Information supplied:
+--

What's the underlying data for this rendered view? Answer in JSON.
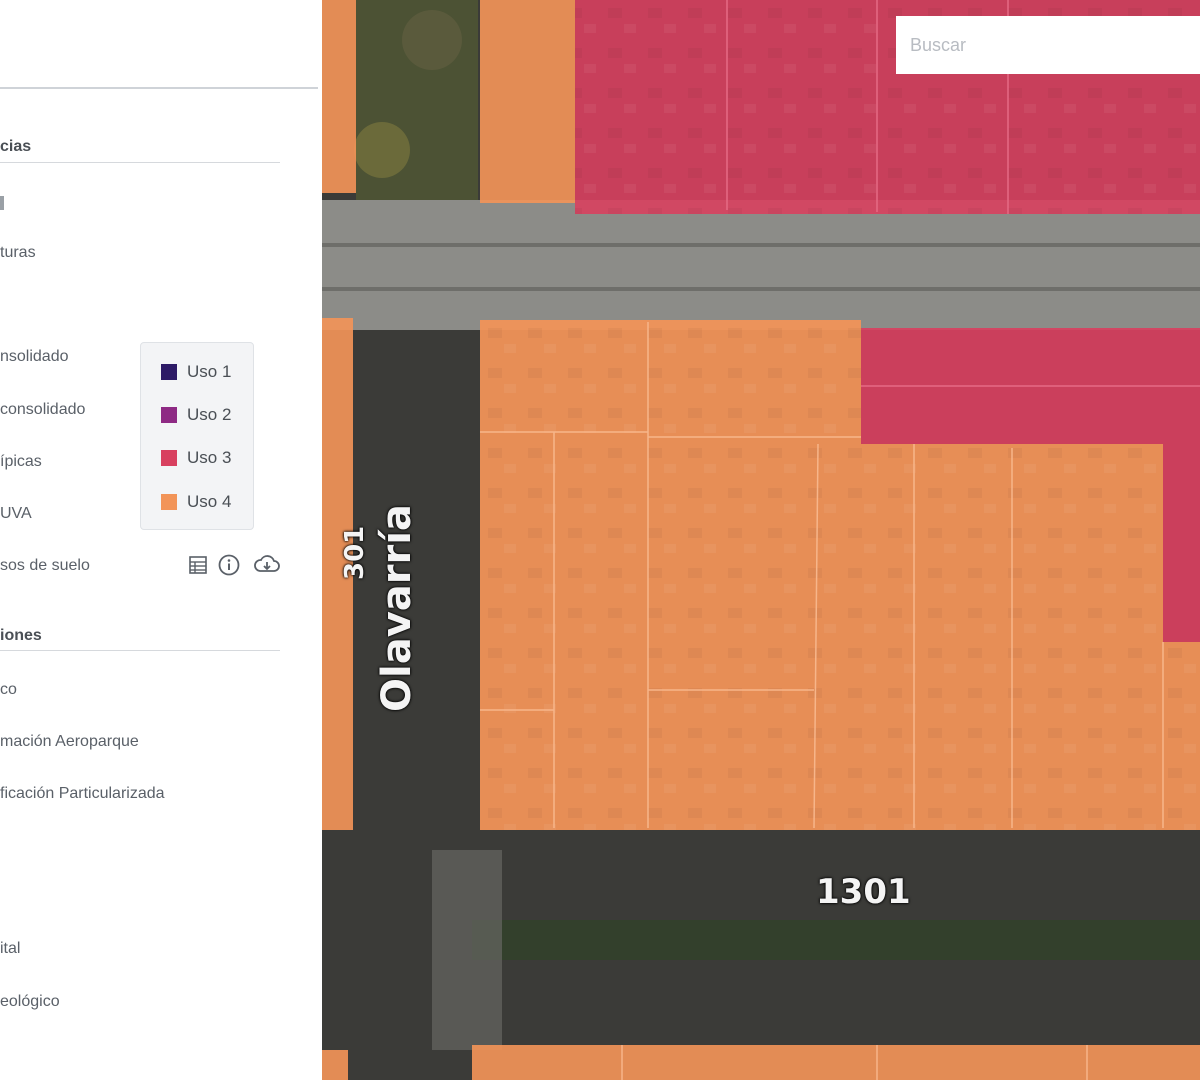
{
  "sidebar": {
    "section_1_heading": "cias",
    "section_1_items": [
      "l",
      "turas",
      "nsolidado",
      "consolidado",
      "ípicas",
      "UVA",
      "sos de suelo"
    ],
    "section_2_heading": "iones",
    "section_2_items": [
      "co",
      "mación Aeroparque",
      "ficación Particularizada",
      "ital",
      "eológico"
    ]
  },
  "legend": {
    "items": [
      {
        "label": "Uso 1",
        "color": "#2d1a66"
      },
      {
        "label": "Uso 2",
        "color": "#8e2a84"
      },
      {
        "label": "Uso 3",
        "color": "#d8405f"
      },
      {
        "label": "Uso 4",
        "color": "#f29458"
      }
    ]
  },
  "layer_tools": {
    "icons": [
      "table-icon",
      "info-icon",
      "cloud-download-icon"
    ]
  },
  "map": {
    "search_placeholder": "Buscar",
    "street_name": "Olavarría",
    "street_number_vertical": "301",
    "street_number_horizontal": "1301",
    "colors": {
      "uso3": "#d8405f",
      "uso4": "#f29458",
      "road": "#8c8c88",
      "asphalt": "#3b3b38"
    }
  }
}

+--

What to produce: Write out every line above exactly as it is, leaving out the pictures.

Exercise response:
What's the underlying data for this rendered view? Answer in JSON.
{
  "sidebar": {
    "section_1_heading": "cias",
    "section_1_items": [
      "l",
      "turas",
      "nsolidado",
      "consolidado",
      "ípicas",
      "UVA",
      "sos de suelo"
    ],
    "section_2_heading": "iones",
    "section_2_items": [
      "co",
      "mación Aeroparque",
      "ficación Particularizada",
      "ital",
      "eológico"
    ]
  },
  "legend": {
    "items": [
      {
        "label": "Uso 1",
        "color": "#2d1a66"
      },
      {
        "label": "Uso 2",
        "color": "#8e2a84"
      },
      {
        "label": "Uso 3",
        "color": "#d8405f"
      },
      {
        "label": "Uso 4",
        "color": "#f29458"
      }
    ]
  },
  "layer_tools": {
    "icons": [
      "table-icon",
      "info-icon",
      "cloud-download-icon"
    ]
  },
  "map": {
    "search_placeholder": "Buscar",
    "street_name": "Olavarría",
    "street_number_vertical": "301",
    "street_number_horizontal": "1301",
    "colors": {
      "uso3": "#d8405f",
      "uso4": "#f29458",
      "road": "#8c8c88",
      "asphalt": "#3b3b38"
    }
  }
}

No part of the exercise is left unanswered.